## Exercise details
Copy, from the entries below, each line in which the string "doesn" appears.

(Entries from a dataset)
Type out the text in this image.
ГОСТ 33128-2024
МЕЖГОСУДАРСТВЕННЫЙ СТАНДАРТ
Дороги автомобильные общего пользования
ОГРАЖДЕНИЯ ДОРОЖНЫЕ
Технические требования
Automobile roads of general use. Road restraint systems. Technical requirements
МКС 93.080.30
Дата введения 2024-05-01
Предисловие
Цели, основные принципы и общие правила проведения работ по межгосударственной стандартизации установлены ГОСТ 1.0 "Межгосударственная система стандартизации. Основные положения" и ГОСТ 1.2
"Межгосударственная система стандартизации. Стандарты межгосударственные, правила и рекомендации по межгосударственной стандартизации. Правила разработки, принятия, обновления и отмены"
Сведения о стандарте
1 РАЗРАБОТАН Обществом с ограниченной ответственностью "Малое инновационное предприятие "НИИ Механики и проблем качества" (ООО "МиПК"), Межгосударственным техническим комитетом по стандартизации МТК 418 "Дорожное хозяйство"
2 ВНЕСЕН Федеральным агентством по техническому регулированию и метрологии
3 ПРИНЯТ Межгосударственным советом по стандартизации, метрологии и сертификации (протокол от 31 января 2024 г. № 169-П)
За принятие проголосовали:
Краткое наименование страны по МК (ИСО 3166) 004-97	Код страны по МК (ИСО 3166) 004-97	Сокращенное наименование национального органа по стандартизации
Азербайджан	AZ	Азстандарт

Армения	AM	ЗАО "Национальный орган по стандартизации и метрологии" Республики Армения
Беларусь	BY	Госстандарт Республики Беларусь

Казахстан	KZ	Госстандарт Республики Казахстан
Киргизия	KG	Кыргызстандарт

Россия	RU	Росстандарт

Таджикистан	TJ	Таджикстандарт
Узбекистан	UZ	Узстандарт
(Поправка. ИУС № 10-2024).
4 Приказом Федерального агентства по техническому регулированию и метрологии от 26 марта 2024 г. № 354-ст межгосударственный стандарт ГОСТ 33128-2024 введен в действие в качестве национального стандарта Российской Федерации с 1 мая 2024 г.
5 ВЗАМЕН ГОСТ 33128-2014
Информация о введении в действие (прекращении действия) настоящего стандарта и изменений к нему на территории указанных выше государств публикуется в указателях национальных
--
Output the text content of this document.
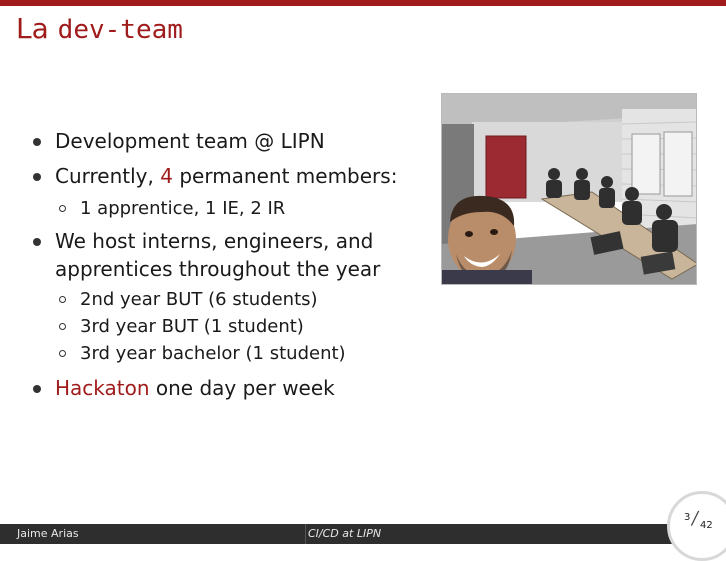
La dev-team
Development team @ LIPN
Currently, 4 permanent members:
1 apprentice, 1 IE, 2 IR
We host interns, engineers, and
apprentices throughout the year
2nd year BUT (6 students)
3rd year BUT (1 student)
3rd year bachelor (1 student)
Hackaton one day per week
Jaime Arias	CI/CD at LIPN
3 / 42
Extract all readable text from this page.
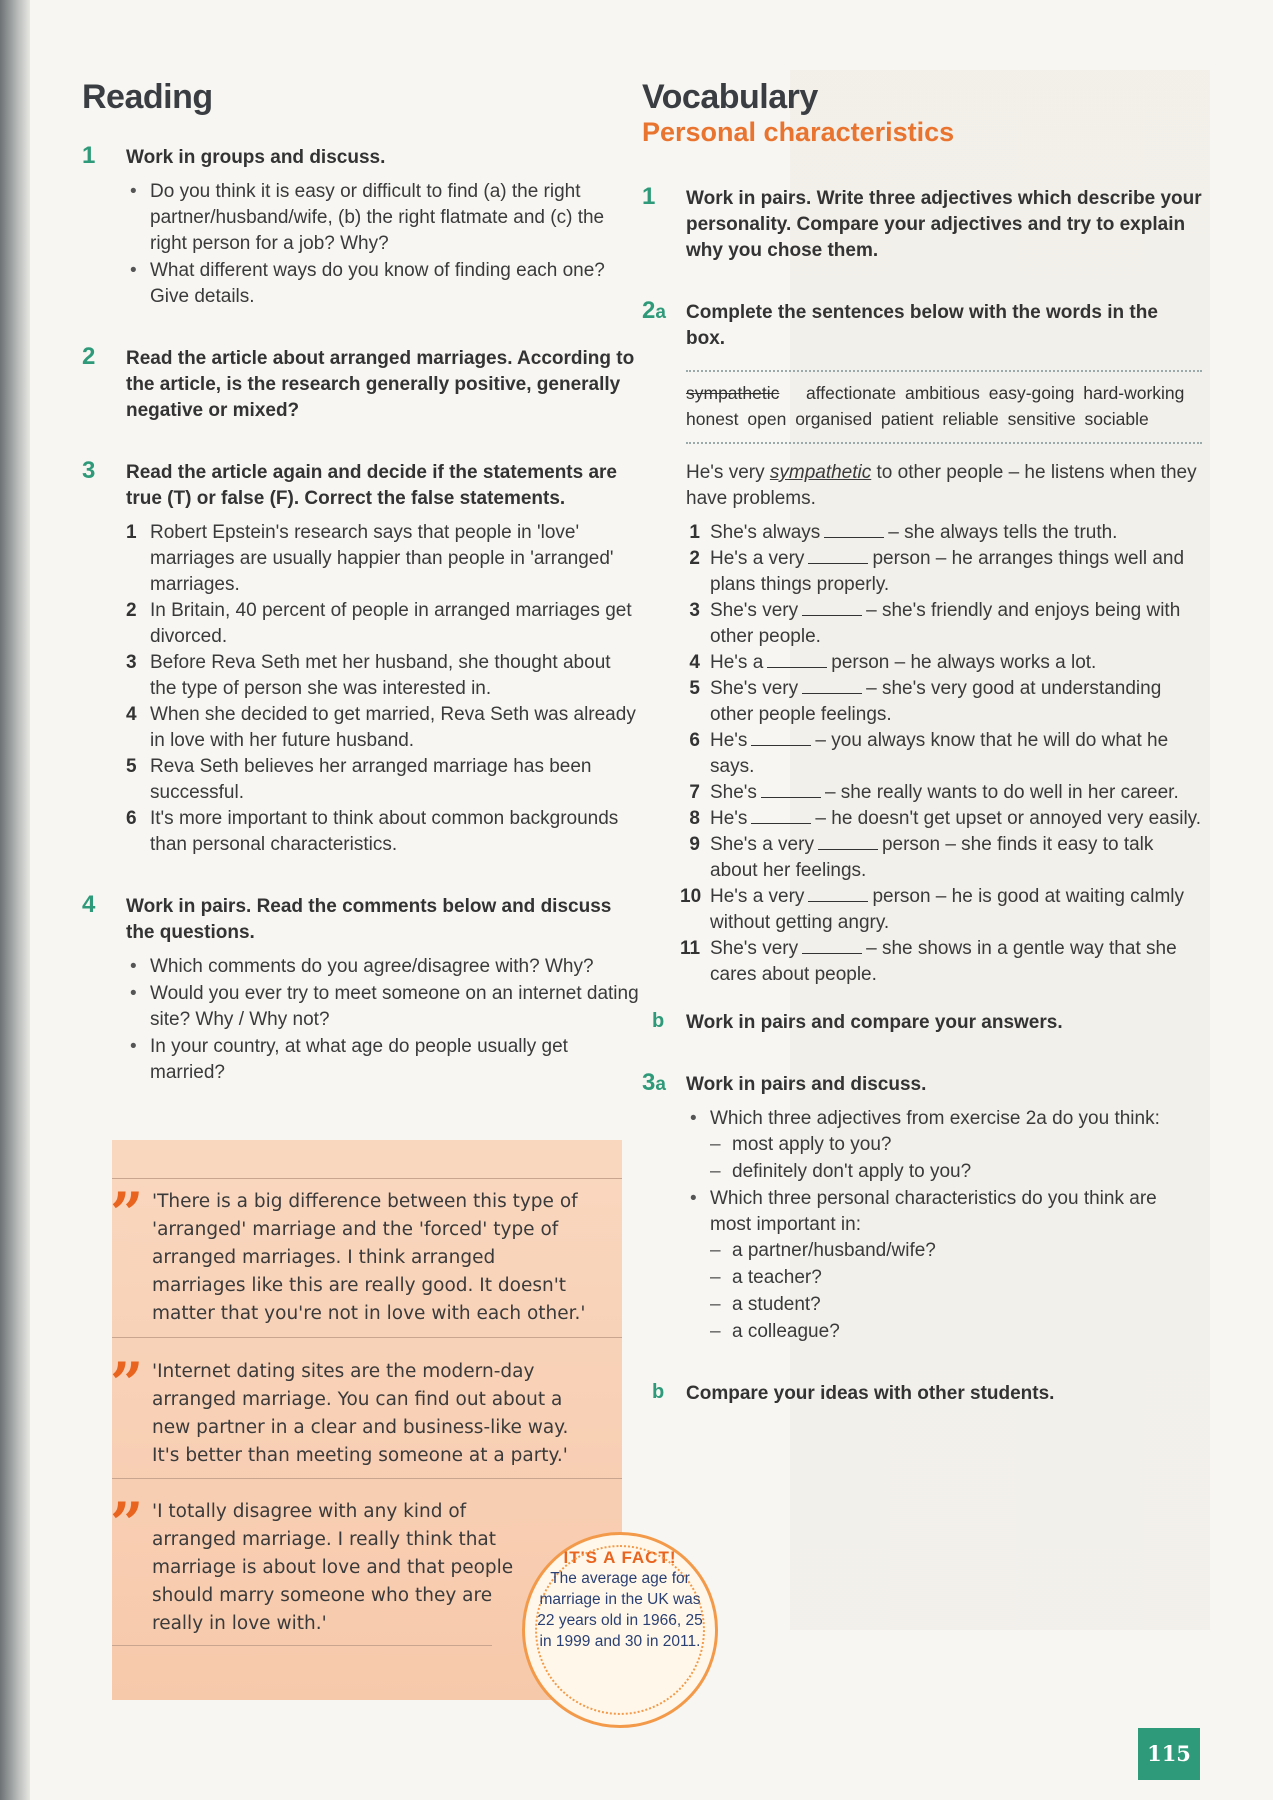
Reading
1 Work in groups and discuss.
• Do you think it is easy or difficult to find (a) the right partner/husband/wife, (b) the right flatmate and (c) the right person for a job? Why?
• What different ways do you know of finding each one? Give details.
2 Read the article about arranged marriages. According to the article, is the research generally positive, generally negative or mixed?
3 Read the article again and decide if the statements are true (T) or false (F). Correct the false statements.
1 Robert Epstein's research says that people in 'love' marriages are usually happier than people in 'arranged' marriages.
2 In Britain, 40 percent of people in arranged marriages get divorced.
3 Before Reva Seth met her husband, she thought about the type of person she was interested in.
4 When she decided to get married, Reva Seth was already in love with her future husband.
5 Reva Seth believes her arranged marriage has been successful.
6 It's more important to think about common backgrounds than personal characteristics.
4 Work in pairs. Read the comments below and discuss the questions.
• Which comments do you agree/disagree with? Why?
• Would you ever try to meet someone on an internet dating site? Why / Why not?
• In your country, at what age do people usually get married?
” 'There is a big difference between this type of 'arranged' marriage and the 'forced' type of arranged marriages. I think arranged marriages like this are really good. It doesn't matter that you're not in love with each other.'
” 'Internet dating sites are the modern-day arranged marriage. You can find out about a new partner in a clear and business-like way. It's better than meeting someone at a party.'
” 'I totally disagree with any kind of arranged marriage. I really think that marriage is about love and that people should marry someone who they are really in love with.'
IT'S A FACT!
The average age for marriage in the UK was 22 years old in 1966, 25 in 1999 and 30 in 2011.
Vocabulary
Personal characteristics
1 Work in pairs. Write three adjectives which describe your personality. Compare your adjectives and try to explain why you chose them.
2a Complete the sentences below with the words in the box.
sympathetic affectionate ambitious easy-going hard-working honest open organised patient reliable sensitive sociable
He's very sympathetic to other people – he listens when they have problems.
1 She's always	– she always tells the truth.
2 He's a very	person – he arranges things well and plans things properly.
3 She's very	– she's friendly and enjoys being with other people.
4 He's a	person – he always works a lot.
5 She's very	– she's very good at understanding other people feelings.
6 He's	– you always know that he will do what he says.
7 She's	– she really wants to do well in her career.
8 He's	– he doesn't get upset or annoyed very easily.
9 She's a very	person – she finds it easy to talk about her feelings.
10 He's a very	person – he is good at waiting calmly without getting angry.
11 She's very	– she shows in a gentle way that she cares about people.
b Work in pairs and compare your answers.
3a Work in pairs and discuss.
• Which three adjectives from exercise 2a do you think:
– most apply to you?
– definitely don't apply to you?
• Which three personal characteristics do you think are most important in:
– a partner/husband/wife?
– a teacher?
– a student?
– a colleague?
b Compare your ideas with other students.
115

## Expected output
” 'There is a big difference between this type of 'arranged' marriage and the 'forced' type of arranged marriages. I think arranged marriages like this are really good. It doesn't matter that you're not in love with each other.'
8 He's	– he doesn't get upset or annoyed very easily.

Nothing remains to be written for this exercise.